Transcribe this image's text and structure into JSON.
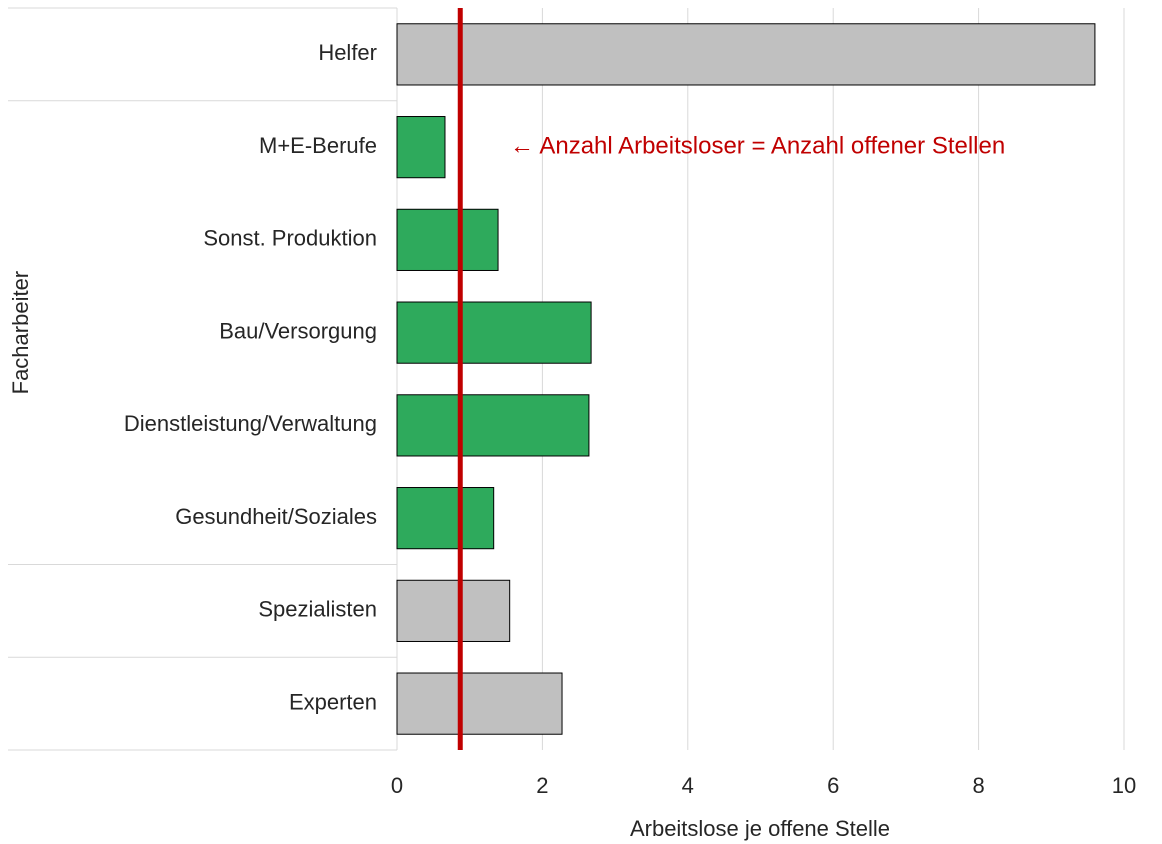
{
  "chart_data": {
    "type": "barh",
    "categories": [
      "Helfer",
      "M+E-Berufe",
      "Sonst. Produktion",
      "Bau/Versorgung",
      "Dienstleistung/Verwaltung",
      "Gesundheit/Soziales",
      "Spezialisten",
      "Experten"
    ],
    "values": [
      9.6,
      0.66,
      1.39,
      2.67,
      2.64,
      1.33,
      1.55,
      2.27
    ],
    "colors": [
      "#c0c0c0",
      "#2eaa5c",
      "#2eaa5c",
      "#2eaa5c",
      "#2eaa5c",
      "#2eaa5c",
      "#c0c0c0",
      "#c0c0c0"
    ],
    "groups": [
      {
        "label": "Facharbeiter",
        "members": [
          1,
          2,
          3,
          4,
          5
        ]
      }
    ],
    "xlim": [
      0,
      10
    ],
    "xticks": [
      0,
      2,
      4,
      6,
      8,
      10
    ],
    "grid": true,
    "xlabel": "Arbeitslose je offene Stelle",
    "reference_line": {
      "value": 0.87,
      "color": "#c00000",
      "label": "← Anzahl  Arbeitsloser = Anzahl  offener Stellen"
    }
  }
}
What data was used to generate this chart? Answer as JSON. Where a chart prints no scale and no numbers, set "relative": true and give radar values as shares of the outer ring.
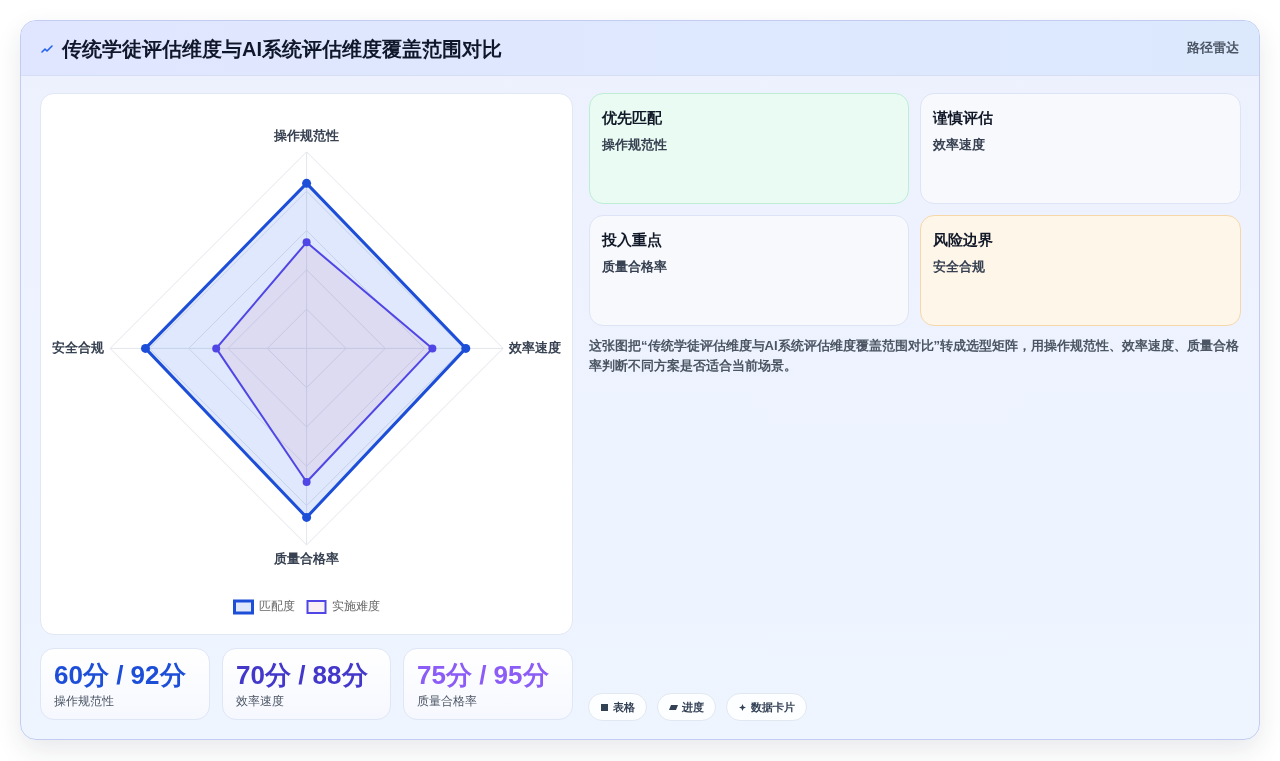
{
  "chart_data": [
    {
      "type": "other",
      "title": "传统学徒评估维度与AI系统评估维度覆盖范围对比",
      "subtitle": "路径雷达"
    },
    {
      "type": "radar",
      "categories": [
        "操作规范性",
        "效率速度",
        "质量合格率",
        "安全合规"
      ],
      "relative": true,
      "grid": true,
      "legend": "bottom",
      "marker": "circle",
      "series": [
        {
          "name": "匹配度",
          "color": "#1d4ed8",
          "values": [
            0.84,
            0.81,
            0.86,
            0.82
          ]
        },
        {
          "name": "实施难度",
          "color": "#4f46e5",
          "values": [
            0.54,
            0.64,
            0.68,
            0.46
          ]
        }
      ]
    },
    {
      "type": "other",
      "title": "60分 / 92分",
      "subtitle": "操作规范性"
    },
    {
      "type": "other",
      "title": "70分 / 88分",
      "subtitle": "效率速度"
    },
    {
      "type": "other",
      "title": "75分 / 95分",
      "subtitle": "质量合格率"
    },
    {
      "type": "other",
      "title": "优先匹配",
      "subtitle": "操作规范性"
    },
    {
      "type": "other",
      "title": "谨慎评估",
      "subtitle": "效率速度"
    },
    {
      "type": "other",
      "title": "投入重点",
      "subtitle": "质量合格率"
    },
    {
      "type": "other",
      "title": "风险边界",
      "subtitle": "安全合规"
    },
    {
      "type": "other",
      "annotations": [
        "这张图把“传统学徒评估维度与AI系统评估维度覆盖范围对比”转成选型矩阵，用操作规范性、效率速度、质量合格率判断不同方案是否适合当前场景。"
      ]
    },
    {
      "type": "other",
      "annotations": [
        "表格",
        "进度",
        "数据卡片"
      ]
    }
  ]
}
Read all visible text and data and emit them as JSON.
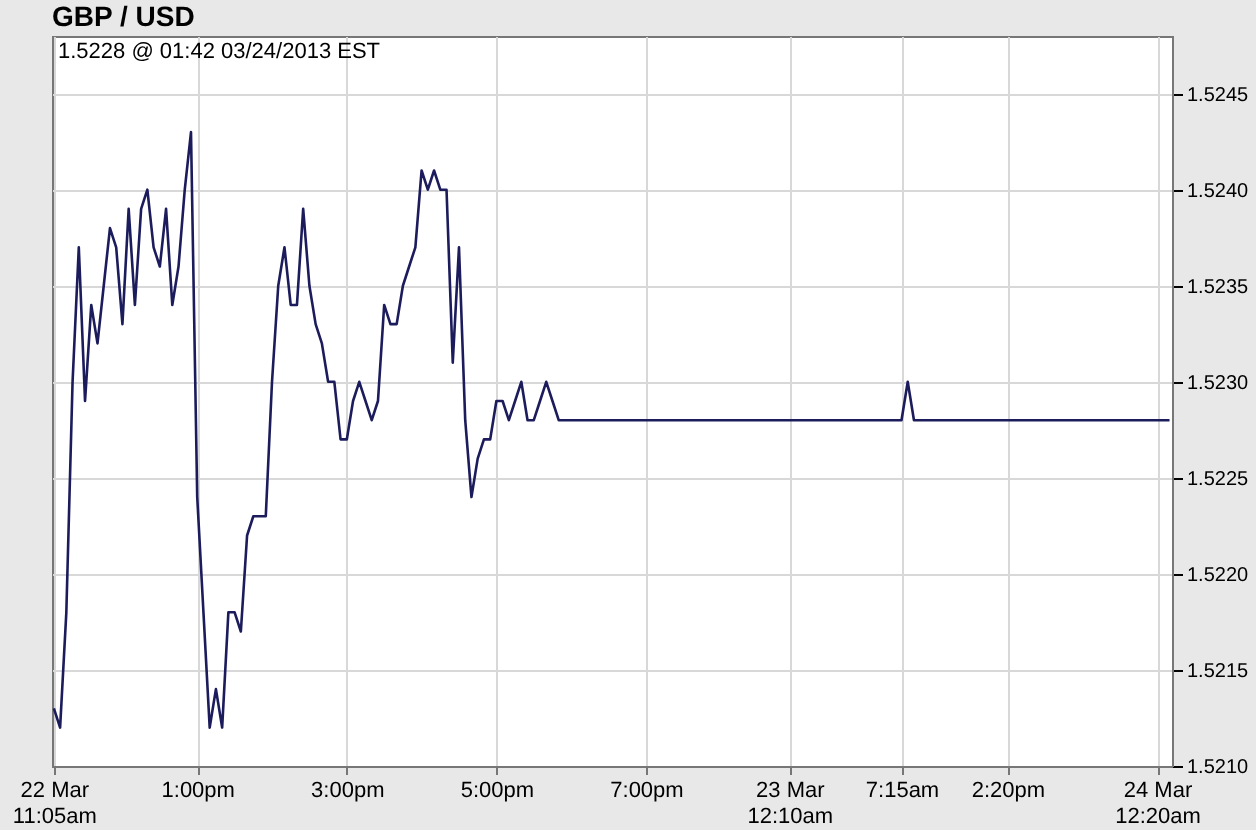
{
  "chart_data": {
    "type": "line",
    "title": "GBP / USD",
    "annotations": [
      "1.5228 @ 01:42  03/24/2013 EST"
    ],
    "categories": [
      "22 Mar\n11:05am",
      null,
      null,
      null,
      null,
      null,
      null,
      null,
      null,
      null,
      null,
      null,
      null,
      null,
      null,
      null,
      null,
      null,
      null,
      null,
      null,
      null,
      null,
      "1:00pm",
      null,
      null,
      null,
      null,
      null,
      null,
      null,
      null,
      null,
      null,
      null,
      null,
      null,
      null,
      null,
      null,
      null,
      null,
      null,
      null,
      null,
      null,
      null,
      "3:00pm",
      null,
      null,
      null,
      null,
      null,
      null,
      null,
      null,
      null,
      null,
      null,
      null,
      null,
      null,
      null,
      null,
      null,
      null,
      null,
      null,
      null,
      null,
      null,
      "5:00pm",
      null,
      null,
      null,
      null,
      null,
      null,
      null,
      null,
      null,
      null,
      null,
      null,
      null,
      null,
      null,
      null,
      null,
      null,
      null,
      null,
      null,
      null,
      null,
      "7:00pm",
      null,
      null,
      null,
      null,
      null,
      null,
      null,
      null,
      null,
      null,
      null,
      null,
      null,
      null,
      null,
      null,
      null,
      null,
      null,
      null,
      null,
      null,
      "23 Mar\n12:10am",
      null,
      null,
      null,
      null,
      null,
      null,
      null,
      null,
      null,
      null,
      null,
      null,
      null,
      null,
      null,
      null,
      null,
      "7:15am",
      null,
      null,
      null,
      null,
      null,
      null,
      null,
      null,
      null,
      null,
      null,
      null,
      null,
      null,
      null,
      null,
      "2:20pm",
      null,
      null,
      null,
      null,
      null,
      null,
      null,
      null,
      null,
      null,
      null,
      null,
      null,
      null,
      null,
      null,
      null,
      null,
      null,
      null,
      null,
      null,
      null,
      "24 Mar\n12:20am",
      null,
      null
    ],
    "series": [
      {
        "color": "#1c1c5c",
        "values": [
          1.5213,
          1.5212,
          1.5218,
          1.523,
          1.5237,
          1.5229,
          1.5234,
          1.5232,
          1.5235,
          1.5238,
          1.5237,
          1.5233,
          1.5239,
          1.5234,
          1.5239,
          1.524,
          1.5237,
          1.5236,
          1.5239,
          1.5234,
          1.5236,
          1.524,
          1.5243,
          1.5224,
          1.5218,
          1.5212,
          1.5214,
          1.5212,
          1.5218,
          1.5218,
          1.5217,
          1.5222,
          1.5223,
          1.5223,
          1.5223,
          1.523,
          1.5235,
          1.5237,
          1.5234,
          1.5234,
          1.5239,
          1.5235,
          1.5233,
          1.5232,
          1.523,
          1.523,
          1.5227,
          1.5227,
          1.5229,
          1.523,
          1.5229,
          1.5228,
          1.5229,
          1.5234,
          1.5233,
          1.5233,
          1.5235,
          1.5236,
          1.5237,
          1.5241,
          1.524,
          1.5241,
          1.524,
          1.524,
          1.5231,
          1.5237,
          1.5228,
          1.5224,
          1.5226,
          1.5227,
          1.5227,
          1.5229,
          1.5229,
          1.5228,
          1.5229,
          1.523,
          1.5228,
          1.5228,
          1.5229,
          1.523,
          1.5229,
          1.5228,
          1.5228,
          1.5228,
          1.5228,
          1.5228,
          1.5228,
          1.5228,
          1.5228,
          1.5228,
          1.5228,
          1.5228,
          1.5228,
          1.5228,
          1.5228,
          1.5228,
          1.5228,
          1.5228,
          1.5228,
          1.5228,
          1.5228,
          1.5228,
          1.5228,
          1.5228,
          1.5228,
          1.5228,
          1.5228,
          1.5228,
          1.5228,
          1.5228,
          1.5228,
          1.5228,
          1.5228,
          1.5228,
          1.5228,
          1.5228,
          1.5228,
          1.5228,
          1.5228,
          1.5228,
          1.5228,
          1.5228,
          1.5228,
          1.5228,
          1.5228,
          1.5228,
          1.5228,
          1.5228,
          1.5228,
          1.5228,
          1.5228,
          1.5228,
          1.5228,
          1.5228,
          1.5228,
          1.5228,
          1.5228,
          1.523,
          1.5228,
          1.5228,
          1.5228,
          1.5228,
          1.5228,
          1.5228,
          1.5228,
          1.5228,
          1.5228,
          1.5228,
          1.5228,
          1.5228,
          1.5228,
          1.5228,
          1.5228,
          1.5228,
          1.5228,
          1.5228,
          1.5228,
          1.5228,
          1.5228,
          1.5228,
          1.5228,
          1.5228,
          1.5228,
          1.5228,
          1.5228,
          1.5228,
          1.5228,
          1.5228,
          1.5228,
          1.5228,
          1.5228,
          1.5228,
          1.5228,
          1.5228,
          1.5228,
          1.5228,
          1.5228,
          1.5228,
          1.5228,
          1.5228
        ]
      }
    ],
    "ylim": [
      1.521,
      1.5248
    ],
    "yticks": [
      {
        "value": 1.521,
        "label": "1.5210"
      },
      1.5215,
      {
        "value": 1.522,
        "label": "1.5220"
      },
      1.5225,
      {
        "value": 1.523,
        "label": "1.5230"
      },
      1.5235,
      {
        "value": 1.524,
        "label": "1.5240"
      },
      1.5245
    ],
    "grid": true,
    "marker": "none",
    "line_style": "solid"
  }
}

┄┄┄┄┄┄┄┄┄┄┄┄┄┄┄┄┄┄┄┄

Directive: Search the records for the word "JSON" and copy every line where it occurs.

Solved exercise:
Transcribe this image's text and structure into JSON.
What data was used to generate this chart? Answer as JSON. Where a chart prints no scale and no numbers, set "relative": true and give radar values as shares of the outer ring.
Read all visible text and data and emit them as JSON.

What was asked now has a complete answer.